What is required: Please copy the rows below word for word, from the line with "25, 206, 32]" up to and including the line with "table-row[interactable]: 系统监控 2", and give only those lines.

Data excerpts:
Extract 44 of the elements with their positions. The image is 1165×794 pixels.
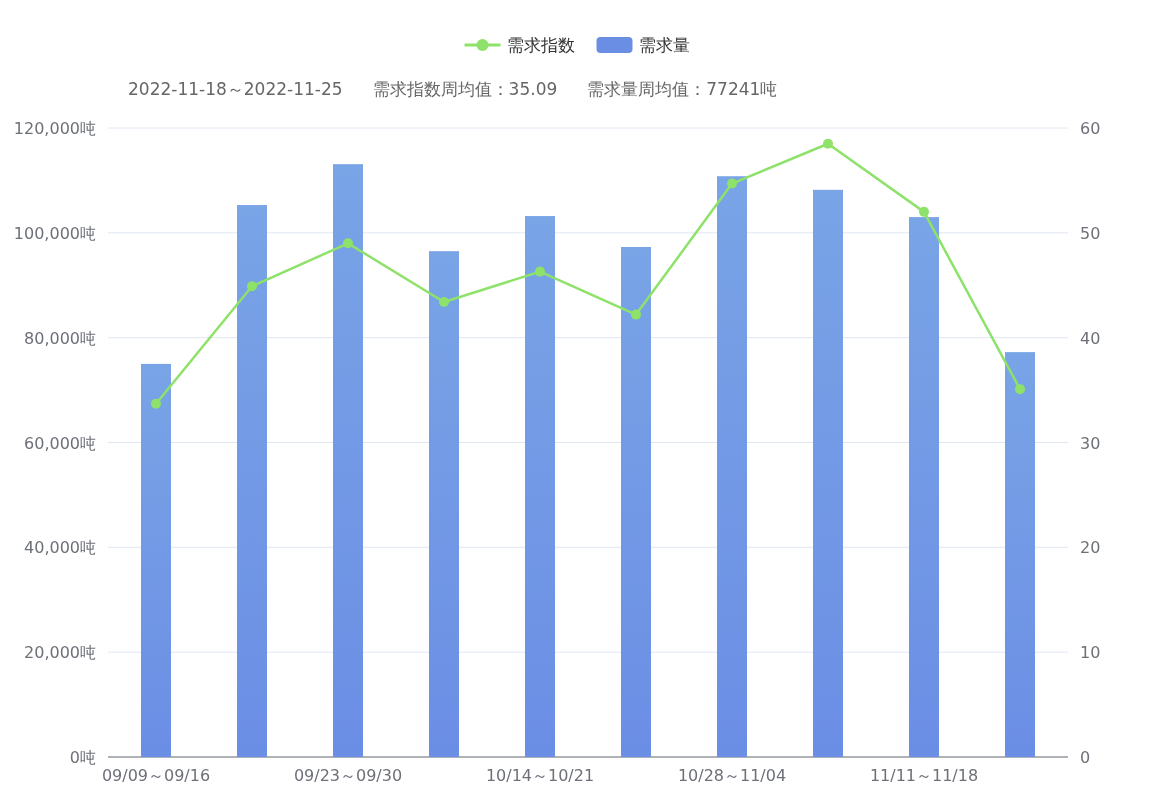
bar bbox=[717, 176, 747, 757]
y2-tick-label: 10 bbox=[1080, 643, 1101, 663]
x-tick-label: 09/23～09/30 bbox=[293, 766, 403, 785]
bar bbox=[333, 164, 363, 757]
y-tick-label: 120,000吨 bbox=[13, 119, 96, 138]
y-tick-label: 40,000吨 bbox=[24, 538, 96, 558]
text: 需求量周均值：77241吨 bbox=[587, 79, 778, 99]
y2-tick-label: 50 bbox=[1080, 223, 1101, 243]
point bbox=[247, 281, 257, 292]
point bbox=[343, 238, 353, 249]
point bbox=[823, 138, 833, 149]
y2-tick-label: 40 bbox=[1080, 328, 1101, 348]
point bbox=[727, 178, 737, 189]
text: 2022-11-18～2022-11-25 bbox=[128, 79, 343, 99]
point bbox=[535, 266, 545, 277]
point bbox=[151, 398, 161, 409]
bar bbox=[237, 205, 267, 757]
legend-label: 需求量 bbox=[638, 35, 690, 55]
x-tick-label: 10/14～10/21 bbox=[485, 766, 595, 785]
bar bbox=[813, 189, 843, 757]
y2-tick-label: 0 bbox=[1080, 748, 1091, 767]
y2-tick-label: 20 bbox=[1080, 538, 1101, 558]
y2-tick-label: 30 bbox=[1080, 433, 1101, 453]
bar bbox=[1005, 352, 1035, 757]
point bbox=[439, 297, 449, 308]
bar bbox=[141, 363, 171, 757]
x-tick-label: 11/11～11/18 bbox=[869, 766, 979, 785]
legend-label: 需求指数 bbox=[506, 35, 575, 55]
x-tick-label: 09/09～09/16 bbox=[101, 766, 211, 785]
y-tick-label: 20,000吨 bbox=[24, 643, 96, 663]
y2-tick-label: 60 bbox=[1080, 119, 1101, 138]
text: 需求指数周均值：35.09 bbox=[372, 79, 558, 99]
point bbox=[1015, 384, 1025, 395]
y-tick-label: 80,000吨 bbox=[24, 328, 96, 348]
y-tick-label: 100,000吨 bbox=[13, 223, 96, 243]
x-tick-label: 10/28～11/04 bbox=[677, 766, 787, 785]
bar bbox=[525, 216, 555, 757]
point bbox=[631, 309, 641, 320]
bar bbox=[909, 217, 939, 757]
y-tick-label: 60,000吨 bbox=[24, 433, 96, 453]
y-tick-label: 0吨 bbox=[69, 748, 96, 767]
bar bbox=[621, 246, 651, 757]
point bbox=[919, 206, 929, 217]
bar bbox=[429, 251, 459, 757]
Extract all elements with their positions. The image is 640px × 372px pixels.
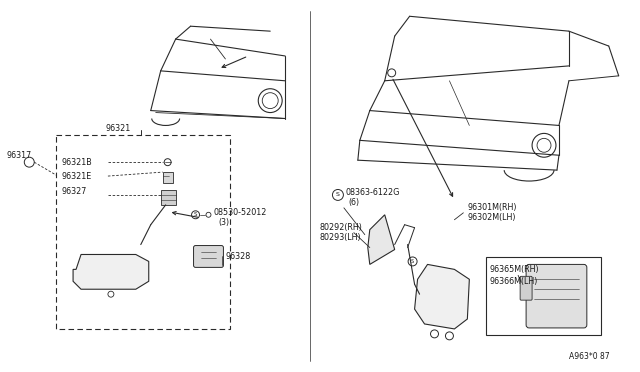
Text: 96302M(LH): 96302M(LH) [467,213,516,222]
Text: A963*0 87: A963*0 87 [569,352,609,361]
Bar [56,135,230,329]
Polygon shape [415,264,469,329]
Text: (3): (3) [218,218,230,227]
Text: S: S [336,192,340,198]
FancyBboxPatch shape [526,264,587,328]
Text: (6): (6) [349,198,360,207]
Text: 96327: 96327 [61,187,86,196]
Polygon shape [368,215,395,264]
Text: 96365M(RH): 96365M(RH) [489,265,539,274]
Text: 96321: 96321 [106,124,131,133]
Text: 96317: 96317 [6,151,31,160]
Text: 08530-52012: 08530-52012 [214,208,267,217]
Polygon shape [163,172,173,183]
Bar [486,257,601,335]
Text: 96366M(LH): 96366M(LH) [489,277,538,286]
Text: 96321E: 96321E [61,171,92,180]
Text: S: S [194,212,197,217]
FancyBboxPatch shape [520,276,532,300]
Polygon shape [161,190,175,205]
Text: 96328: 96328 [225,252,251,261]
Text: 80292(RH): 80292(RH) [320,223,363,232]
Text: 08363-6122G: 08363-6122G [346,189,400,198]
Text: 96321B: 96321B [61,158,92,167]
Text: S: S [411,259,414,264]
Text: 80293(LH): 80293(LH) [320,233,362,242]
Polygon shape [73,254,148,289]
Text: 96301M(RH): 96301M(RH) [467,203,517,212]
FancyBboxPatch shape [193,246,223,267]
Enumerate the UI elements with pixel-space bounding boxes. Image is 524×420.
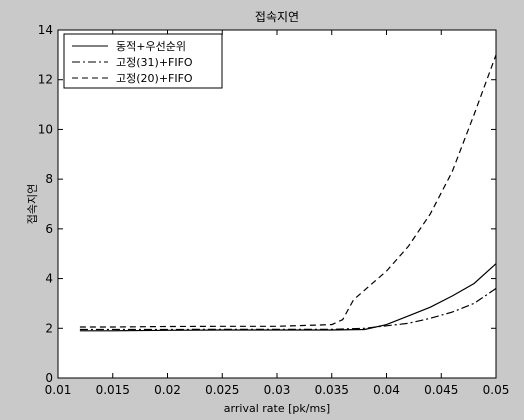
y-axis-title: 접속지연 <box>26 184 39 224</box>
legend-label-dynamic-priority: 동적+우선순위 <box>116 40 186 53</box>
series-line-dynamic-priority <box>79 263 497 332</box>
series-line-fixed-20-fifo <box>79 54 497 328</box>
y-tick-label: 0 <box>45 371 53 385</box>
legend-label-fixed-20-fifo: 고정(20)+FIFO <box>116 72 193 85</box>
x-tick-label: 0.025 <box>205 383 239 397</box>
y-tick-label: 4 <box>45 272 53 286</box>
series-lines <box>79 54 497 332</box>
y-tick-label: 10 <box>38 122 53 136</box>
legend: 동적+우선순위 고정(31)+FIFO 고정(20)+FIFO <box>63 33 223 89</box>
x-tick-label: 0.05 <box>483 383 510 397</box>
x-axis-ticks: 0.01 0.015 0.02 0.025 0.03 0.035 0.04 0.045 0.05 <box>45 30 510 397</box>
x-tick-label: 0.04 <box>373 383 400 397</box>
y-tick-label: 14 <box>38 23 53 37</box>
y-tick-label: 2 <box>45 321 53 335</box>
y-tick-label: 8 <box>45 172 53 186</box>
x-tick-label: 0.045 <box>424 383 458 397</box>
x-tick-label: 0.015 <box>96 383 130 397</box>
x-axis-title: arrival rate [pk/ms] <box>224 402 330 415</box>
series-line-fixed-31-fifo <box>79 288 497 331</box>
y-tick-label: 6 <box>45 222 53 236</box>
chart-title: 접속지연 <box>255 10 299 24</box>
x-tick-label: 0.02 <box>154 383 181 397</box>
y-axis-ticks: 0 2 4 6 8 10 12 14 <box>38 23 496 385</box>
x-tick-label: 0.03 <box>264 383 291 397</box>
x-tick-label: 0.035 <box>315 383 349 397</box>
y-tick-label: 12 <box>38 73 53 87</box>
legend-label-fixed-31-fifo: 고정(31)+FIFO <box>116 56 193 69</box>
x-tick-label: 0.01 <box>45 383 72 397</box>
legend-box <box>63 33 223 89</box>
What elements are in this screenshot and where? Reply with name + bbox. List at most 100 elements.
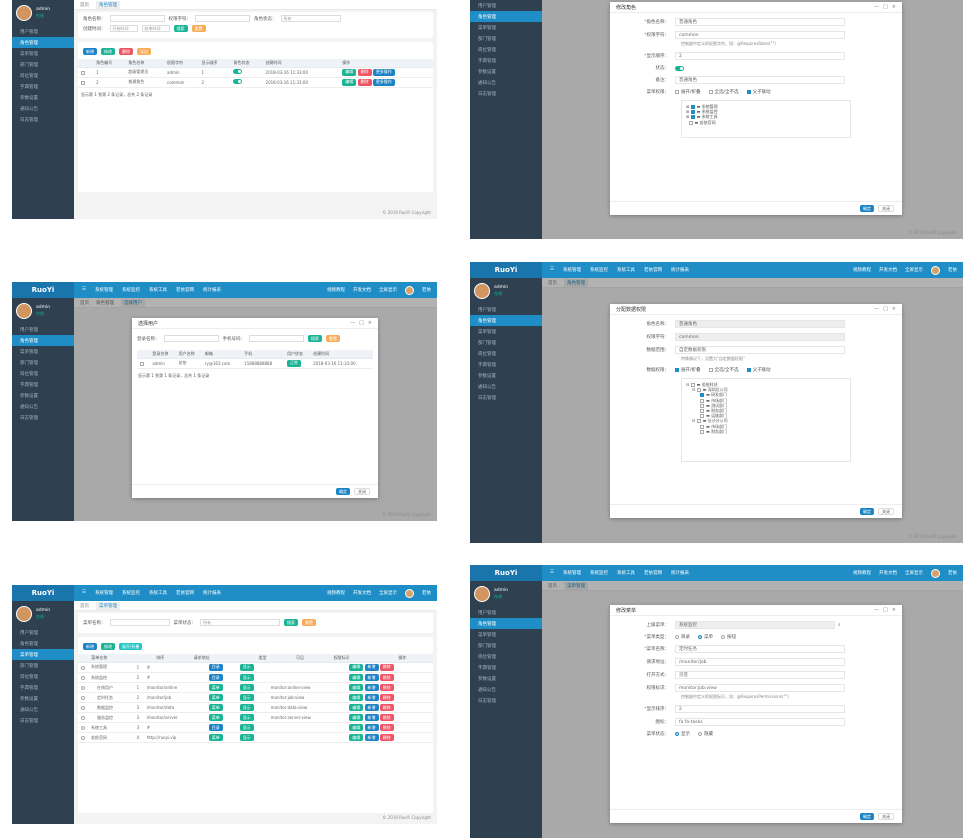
reset-button[interactable]: 重置	[191, 25, 206, 32]
sidebar-item-posts[interactable]: 岗位管理	[478, 654, 496, 660]
add-button[interactable]: 新增	[83, 48, 97, 55]
tab-role[interactable]: 角色管理	[96, 0, 120, 9]
sidebar-item-posts[interactable]: 岗位管理	[20, 73, 38, 79]
nav-docs[interactable]: 开发文档	[879, 268, 897, 273]
sidebar-item-config[interactable]: 参数设置	[20, 393, 38, 399]
maximize-icon[interactable]: □	[359, 320, 364, 326]
sidebar-item-users[interactable]: 用户管理	[478, 3, 496, 9]
table-row[interactable]: 系统监控 2 # 目录 显示 编辑 新增 删除	[78, 672, 433, 683]
sidebar-item-depts[interactable]: 部门管理	[478, 36, 496, 42]
table-row[interactable]: 系统工具 3 # 目录 显示 编辑 新增 删除	[78, 722, 433, 733]
icon-field[interactable]: fa fa-tasks	[675, 718, 845, 726]
edit-button[interactable]: 修改	[101, 48, 115, 55]
sidebar-item-roles[interactable]: 角色管理	[470, 618, 542, 629]
nav-report[interactable]: 统计报表	[203, 591, 222, 596]
row-edit-button[interactable]: 编辑	[349, 694, 364, 701]
row-edit-button[interactable]: 编辑	[349, 734, 364, 741]
login-input[interactable]	[163, 335, 219, 342]
type-button-radio[interactable]	[721, 634, 725, 639]
phone-input[interactable]	[249, 335, 304, 342]
sidebar-item-notice[interactable]: 通知公告	[20, 106, 38, 112]
dept-tree[interactable]: ⊟ ▬ 若依科技 ⊟ ▬ 深圳总公司 ▬ 研发部门 ▬ 市场部门 ▬ 测试部门 …	[681, 378, 851, 462]
row-checkbox[interactable]	[81, 80, 85, 85]
table-row[interactable]: 服务监控 3/monitor/server 菜单 显示 monitor:server:v…	[78, 712, 433, 723]
close-button[interactable]: 关闭	[878, 205, 894, 212]
row-delete-button[interactable]: 删除	[379, 704, 394, 711]
row-edit-button[interactable]: 编辑	[349, 714, 364, 721]
sidebar-item-roles[interactable]: 角色管理	[470, 315, 542, 326]
nav-video[interactable]: 视频教程	[327, 288, 345, 293]
nav-monitor[interactable]: 系统监控	[590, 268, 609, 273]
tab-role[interactable]: 角色管理	[96, 300, 114, 306]
nav-docs[interactable]: 开发文档	[879, 571, 897, 576]
sidebar-item-dict[interactable]: 字典管理	[20, 382, 38, 388]
row-delete-button[interactable]: 删除	[379, 663, 394, 671]
tab-role[interactable]: 角色管理	[564, 278, 588, 287]
sidebar-item-notice[interactable]: 通知公告	[478, 687, 496, 693]
sidebar-item-config[interactable]: 参数设置	[478, 676, 496, 682]
sidebar-item-log[interactable]: 日志管理	[20, 415, 38, 421]
sidebar-item-notice[interactable]: 通知公告	[20, 707, 38, 713]
visible-show-radio[interactable]	[675, 731, 679, 736]
confirm-button[interactable]: 确定	[336, 488, 350, 495]
sidebar-item-posts[interactable]: 岗位管理	[20, 674, 38, 680]
sidebar-item-menus[interactable]: 菜单管理	[20, 349, 38, 355]
table-row[interactable]: 若依官网 4 http://ruoyi.vip 菜单 显示 编辑 新增 删除	[78, 732, 433, 743]
nav-system[interactable]: 系统管理	[95, 591, 114, 596]
table-row[interactable]: 在线用户 1/monitor/online 菜单 显示 monitor:online:v…	[78, 682, 433, 693]
row-delete-button[interactable]: 删除	[379, 714, 394, 721]
nav-report[interactable]: 统计报表	[203, 288, 222, 293]
row-add-button[interactable]: 新增	[364, 674, 379, 681]
minimize-icon[interactable]: —	[874, 4, 880, 10]
search-button[interactable]: 搜索	[284, 619, 298, 626]
table-row[interactable]: 数据监控 3/monitor/data 菜单 显示 monitor:data:view 编…	[78, 702, 433, 713]
row-radio[interactable]	[81, 676, 85, 680]
role-name-field[interactable]: 普通角色	[675, 18, 845, 26]
menu-status-select[interactable]: 所有	[200, 619, 280, 626]
menu-toggle-icon[interactable]: ☰	[550, 570, 555, 575]
nav-tools[interactable]: 系统工具	[617, 268, 636, 273]
perm-field[interactable]: monitor:job:view	[675, 684, 845, 692]
linkage-checkbox[interactable]	[746, 367, 751, 372]
status-toggle[interactable]	[233, 79, 243, 84]
sidebar-item-depts[interactable]: 部门管理	[20, 62, 38, 68]
search-button[interactable]: 搜索	[173, 25, 188, 32]
nav-video[interactable]: 视频教程	[853, 268, 871, 273]
sidebar-item-log[interactable]: 日志管理	[478, 698, 496, 704]
minimize-icon[interactable]: —	[874, 306, 880, 312]
row-delete-button[interactable]: 删除	[357, 78, 372, 86]
sidebar-item-depts[interactable]: 部门管理	[20, 360, 38, 366]
status-toggle[interactable]	[233, 69, 243, 74]
row-checkbox[interactable]	[81, 70, 85, 75]
user-menu[interactable]: 若依	[422, 591, 431, 596]
row-add-button[interactable]: 新增	[364, 714, 379, 721]
tab-home[interactable]: 首页	[548, 583, 557, 589]
row-edit-button[interactable]: 编辑	[349, 724, 364, 731]
avatar[interactable]	[16, 303, 32, 319]
sidebar-item-menus[interactable]: 菜单管理	[12, 649, 74, 660]
user-menu[interactable]: 若依	[422, 288, 431, 293]
avatar[interactable]	[405, 285, 414, 295]
type-menu-radio[interactable]	[698, 634, 702, 639]
tab-menu[interactable]: 菜单管理	[96, 601, 120, 610]
row-add-button[interactable]: 新增	[364, 663, 379, 671]
tab-home[interactable]: 首页	[80, 603, 89, 609]
sidebar-item-log[interactable]: 日志管理	[20, 718, 38, 724]
sidebar-item-dict[interactable]: 字典管理	[478, 665, 496, 671]
nav-system[interactable]: 系统管理	[95, 288, 114, 293]
close-button[interactable]: 关闭	[878, 813, 894, 820]
row-radio[interactable]	[81, 716, 85, 720]
nav-fullscreen[interactable]: 全屏显示	[905, 268, 923, 273]
expand-checkbox[interactable]	[675, 367, 679, 372]
row-delete-button[interactable]: 删除	[379, 694, 394, 701]
reset-button[interactable]: 重置	[326, 335, 340, 342]
remark-field[interactable]: 普通角色	[675, 76, 845, 84]
search-button[interactable]: 搜索	[308, 335, 322, 342]
user-menu[interactable]: 若依	[948, 571, 957, 576]
nav-system[interactable]: 系统管理	[563, 571, 582, 576]
avatar[interactable]	[16, 606, 32, 622]
row-delete-button[interactable]: 删除	[379, 724, 394, 731]
row-edit-button[interactable]: 编辑	[342, 78, 357, 86]
menu-name-input[interactable]	[109, 619, 170, 626]
sidebar-item-log[interactable]: 日志管理	[478, 91, 496, 97]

Response to this exercise:
reset-button[interactable]: 重置	[191, 25, 206, 32]
sidebar-item-posts[interactable]: 岗位管理	[478, 654, 496, 660]
add-button[interactable]: 新增	[83, 48, 97, 55]
tab-role[interactable]: 角色管理	[96, 0, 120, 9]
sidebar-item-posts[interactable]: 岗位管理	[20, 73, 38, 79]
nav-docs[interactable]: 开发文档	[879, 268, 897, 273]
sidebar-item-config[interactable]: 参数设置	[20, 393, 38, 399]
maximize-icon[interactable]: □	[359, 320, 364, 326]
sidebar-item-users[interactable]: 用户管理	[478, 3, 496, 9]
table-row[interactable]: 系统监控 2 # 目录 显示 编辑 新增 删除	[78, 672, 433, 683]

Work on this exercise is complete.